*Extracted text*:
══════

Three Books I Secretly Read

I blog only about books I adore. (I wrote about The Girl with the Dragon Tattoo, and Shatter Me, although they didn’t agree with me. But, I want to believe that I was not too harsh, because I asked my furry friends to give me a hand.) So, yes, I blog only about books I adore. I gush about them, abuse nice adjectives, shove the books under your nose, and almost arm-twist you into picking up the books.

Sometimes, I read brilliant books, and for reasons that I cannot fathom, I do not write about them. I read Norton Juster’s The Phantom Tollbooth, Eudora Welty’s The Optimist’s Daughter, and Jodi Picoult’s Harvesting the Heart last year. I highlighted myriad passages, I still quote them during discussions, and awarded many, many stars on Goodreads. However, I could not bring myself to gather, and pin down my thoughts. While the logic seems elusive, I thought I should not dish out that treatment to the wonderful books, which one of my friends recommended this month. I am going to try writing a couple of lines.

An Ember in the Ashes by Sabaa Tahir:
My blog on Shatter Me made my friend recommend An Ember in the Ashes. She said she loved it, because it let her escape into an another world. I couldn’t say anything better after I read the book. The plot is compelling, the characters are memorable, the story is beautiful, and the dialogues are soulful. There is a sequel, and I look forward to reading it. It is safe to say that if one misses Harry Potter books, Tahir’s can fill the gap. Also, I want to be brave enough, and confess that I found An Ember in the Ashes deeper than Harry Potter. Ouch, did I just say that?

══════

*Exercise requirements*:
Reproduce word for word the passage of the book blog post starting at "An Ember in the Ashes by" and ending at "just say that?". The items play no part in any of this.

Layout region records
══════

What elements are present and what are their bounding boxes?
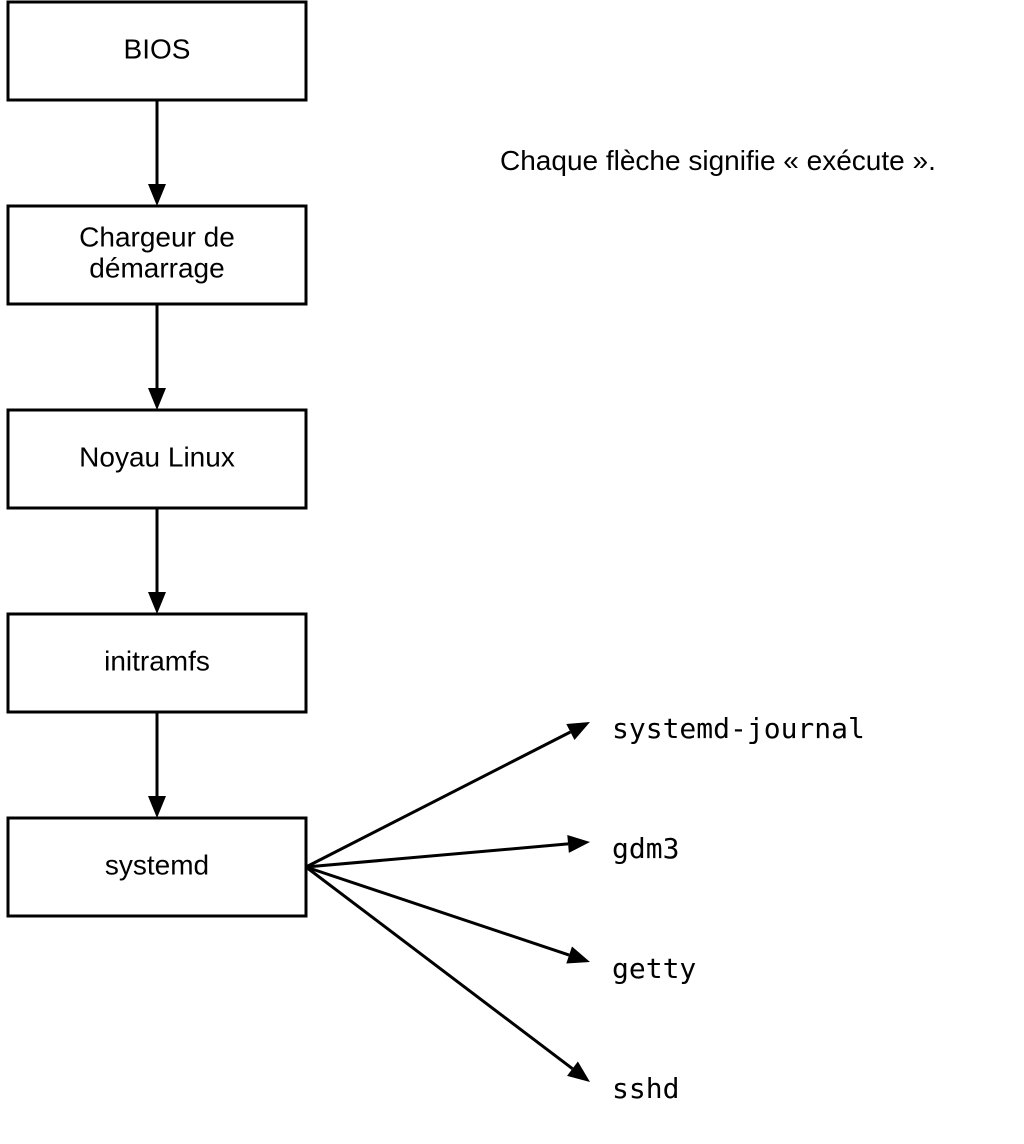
node-label-initramfs: initramfs — [104, 645, 210, 676]
arrowhead-icon — [148, 796, 166, 818]
node-label-bios: BIOS — [124, 33, 191, 64]
arrowhead-icon — [566, 946, 590, 963]
arrowhead-icon — [148, 388, 166, 410]
node-label-kernel: Noyau Linux — [79, 441, 235, 472]
arrowhead-icon — [567, 835, 590, 853]
edge-systemd-getty — [306, 867, 569, 955]
leaf-label-gdm3: gdm3 — [612, 832, 679, 865]
node-label-bootldr: Chargeur dedémarrage — [79, 222, 235, 284]
leaf-label-journal: systemd-journal — [612, 712, 865, 745]
node-label-systemd: systemd — [105, 849, 209, 880]
leaf-label-getty: getty — [612, 952, 696, 985]
arrowhead-icon — [567, 1062, 590, 1082]
arrowhead-icon — [148, 592, 166, 614]
leaf-label-sshd: sshd — [612, 1072, 679, 1105]
caption: Chaque flèche signifie « exécute ». — [500, 145, 936, 176]
boot-flowchart: BIOS Chargeur dedémarrage Noyau Linux initr… — [0, 0, 1024, 1144]
arrowhead-icon — [148, 184, 166, 206]
edge-systemd-sshd — [306, 867, 572, 1069]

══════

*Result of the task*:
An Ember in the Ashes by Sabaa Tahir:
My blog on Shatter Me made my friend recommend An Ember in the Ashes. She said she loved it, because it let her escape into an another world. I couldn’t say anything better after I read the book. The plot is compelling, the characters are memorable, the story is beautiful, and the dialogues are soulful. There is a sequel, and I look forward to reading it. It is safe to say that if one misses Harry Potter books, Tahir’s can fill the gap. Also, I want to be brave enough, and confess that I found An Ember in the Ashes deeper than Harry Potter. Ouch, did I just say that?